■ Work to do
Quote the listing below in its entirety, omitting every image.

■ Task inputs

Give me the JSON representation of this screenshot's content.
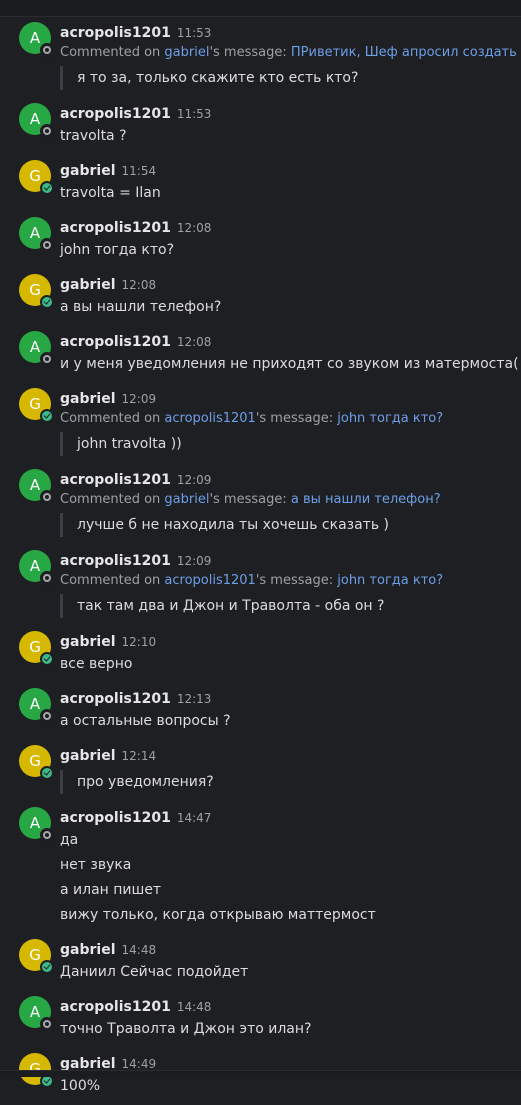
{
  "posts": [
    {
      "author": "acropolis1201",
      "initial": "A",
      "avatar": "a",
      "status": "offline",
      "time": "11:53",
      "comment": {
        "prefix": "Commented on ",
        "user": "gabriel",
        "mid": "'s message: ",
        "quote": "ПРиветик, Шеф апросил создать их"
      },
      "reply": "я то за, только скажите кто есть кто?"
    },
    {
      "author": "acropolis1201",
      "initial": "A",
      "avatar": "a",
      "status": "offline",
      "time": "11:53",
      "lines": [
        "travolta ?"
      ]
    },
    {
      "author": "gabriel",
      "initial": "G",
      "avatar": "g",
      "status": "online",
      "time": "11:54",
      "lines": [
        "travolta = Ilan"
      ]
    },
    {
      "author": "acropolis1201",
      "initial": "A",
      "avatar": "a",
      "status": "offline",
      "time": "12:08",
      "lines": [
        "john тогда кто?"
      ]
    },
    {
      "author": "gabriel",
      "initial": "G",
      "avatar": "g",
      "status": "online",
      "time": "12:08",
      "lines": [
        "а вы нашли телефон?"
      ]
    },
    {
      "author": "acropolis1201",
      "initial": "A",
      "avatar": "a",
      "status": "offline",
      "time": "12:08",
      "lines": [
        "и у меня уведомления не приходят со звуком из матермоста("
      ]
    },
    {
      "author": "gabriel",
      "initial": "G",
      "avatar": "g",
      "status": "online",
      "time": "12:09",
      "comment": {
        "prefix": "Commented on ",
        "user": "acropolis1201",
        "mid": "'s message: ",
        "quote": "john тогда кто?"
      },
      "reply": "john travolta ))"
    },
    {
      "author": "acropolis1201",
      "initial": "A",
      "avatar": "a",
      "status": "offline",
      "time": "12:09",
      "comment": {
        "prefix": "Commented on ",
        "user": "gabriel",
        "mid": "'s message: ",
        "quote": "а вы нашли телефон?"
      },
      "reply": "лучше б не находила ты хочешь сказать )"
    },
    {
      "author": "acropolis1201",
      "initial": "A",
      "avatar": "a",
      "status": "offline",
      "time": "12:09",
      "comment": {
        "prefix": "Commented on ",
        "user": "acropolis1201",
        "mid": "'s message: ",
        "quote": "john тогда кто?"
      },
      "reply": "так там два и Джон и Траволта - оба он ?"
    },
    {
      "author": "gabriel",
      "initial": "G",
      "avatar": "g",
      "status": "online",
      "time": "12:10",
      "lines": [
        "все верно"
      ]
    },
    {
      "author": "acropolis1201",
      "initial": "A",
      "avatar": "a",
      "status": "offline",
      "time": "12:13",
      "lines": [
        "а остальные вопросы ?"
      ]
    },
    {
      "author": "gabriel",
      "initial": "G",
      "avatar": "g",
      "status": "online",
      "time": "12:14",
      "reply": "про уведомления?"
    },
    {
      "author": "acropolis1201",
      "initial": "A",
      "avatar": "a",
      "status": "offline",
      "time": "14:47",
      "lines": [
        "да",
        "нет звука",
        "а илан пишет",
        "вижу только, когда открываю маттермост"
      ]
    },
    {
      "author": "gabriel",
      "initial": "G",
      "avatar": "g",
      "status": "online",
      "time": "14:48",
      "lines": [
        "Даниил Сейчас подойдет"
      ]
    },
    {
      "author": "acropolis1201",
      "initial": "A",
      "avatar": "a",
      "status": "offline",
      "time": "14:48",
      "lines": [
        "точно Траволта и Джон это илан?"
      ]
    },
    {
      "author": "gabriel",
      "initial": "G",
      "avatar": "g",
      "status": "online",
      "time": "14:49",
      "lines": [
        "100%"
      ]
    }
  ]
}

■ Problem solution
Give me the JSON representation of this screenshot's content.
{
  "posts": [
    {
      "author": "acropolis1201",
      "initial": "A",
      "avatar": "a",
      "status": "offline",
      "time": "11:53",
      "comment": {
        "prefix": "Commented on ",
        "user": "gabriel",
        "mid": "'s message: ",
        "quote": "ПРиветик, Шеф апросил создать их"
      },
      "reply": "я то за, только скажите кто есть кто?"
    },
    {
      "author": "acropolis1201",
      "initial": "A",
      "avatar": "a",
      "status": "offline",
      "time": "11:53",
      "lines": [
        "travolta ?"
      ]
    },
    {
      "author": "gabriel",
      "initial": "G",
      "avatar": "g",
      "status": "online",
      "time": "11:54",
      "lines": [
        "travolta = Ilan"
      ]
    },
    {
      "author": "acropolis1201",
      "initial": "A",
      "avatar": "a",
      "status": "offline",
      "time": "12:08",
      "lines": [
        "john тогда кто?"
      ]
    },
    {
      "author": "gabriel",
      "initial": "G",
      "avatar": "g",
      "status": "online",
      "time": "12:08",
      "lines": [
        "а вы нашли телефон?"
      ]
    },
    {
      "author": "acropolis1201",
      "initial": "A",
      "avatar": "a",
      "status": "offline",
      "time": "12:08",
      "lines": [
        "и у меня уведомления не приходят со звуком из матермоста("
      ]
    },
    {
      "author": "gabriel",
      "initial": "G",
      "avatar": "g",
      "status": "online",
      "time": "12:09",
      "comment": {
        "prefix": "Commented on ",
        "user": "acropolis1201",
        "mid": "'s message: ",
        "quote": "john тогда кто?"
      },
      "reply": "john travolta ))"
    },
    {
      "author": "acropolis1201",
      "initial": "A",
      "avatar": "a",
      "status": "offline",
      "time": "12:09",
      "comment": {
        "prefix": "Commented on ",
        "user": "gabriel",
        "mid": "'s message: ",
        "quote": "а вы нашли телефон?"
      },
      "reply": "лучше б не находила ты хочешь сказать )"
    },
    {
      "author": "acropolis1201",
      "initial": "A",
      "avatar": "a",
      "status": "offline",
      "time": "12:09",
      "comment": {
        "prefix": "Commented on ",
        "user": "acropolis1201",
        "mid": "'s message: ",
        "quote": "john тогда кто?"
      },
      "reply": "так там два и Джон и Траволта - оба он ?"
    },
    {
      "author": "gabriel",
      "initial": "G",
      "avatar": "g",
      "status": "online",
      "time": "12:10",
      "lines": [
        "все верно"
      ]
    },
    {
      "author": "acropolis1201",
      "initial": "A",
      "avatar": "a",
      "status": "offline",
      "time": "12:13",
      "lines": [
        "а остальные вопросы ?"
      ]
    },
    {
      "author": "gabriel",
      "initial": "G",
      "avatar": "g",
      "status": "online",
      "time": "12:14",
      "reply": "про уведомления?"
    },
    {
      "author": "acropolis1201",
      "initial": "A",
      "avatar": "a",
      "status": "offline",
      "time": "14:47",
      "lines": [
        "да",
        "нет звука",
        "а илан пишет",
        "вижу только, когда открываю маттермост"
      ]
    },
    {
      "author": "gabriel",
      "initial": "G",
      "avatar": "g",
      "status": "online",
      "time": "14:48",
      "lines": [
        "Даниил Сейчас подойдет"
      ]
    },
    {
      "author": "acropolis1201",
      "initial": "A",
      "avatar": "a",
      "status": "offline",
      "time": "14:48",
      "lines": [
        "точно Траволта и Джон это илан?"
      ]
    },
    {
      "author": "gabriel",
      "initial": "G",
      "avatar": "g",
      "status": "online",
      "time": "14:49",
      "lines": [
        "100%"
      ]
    }
  ]
}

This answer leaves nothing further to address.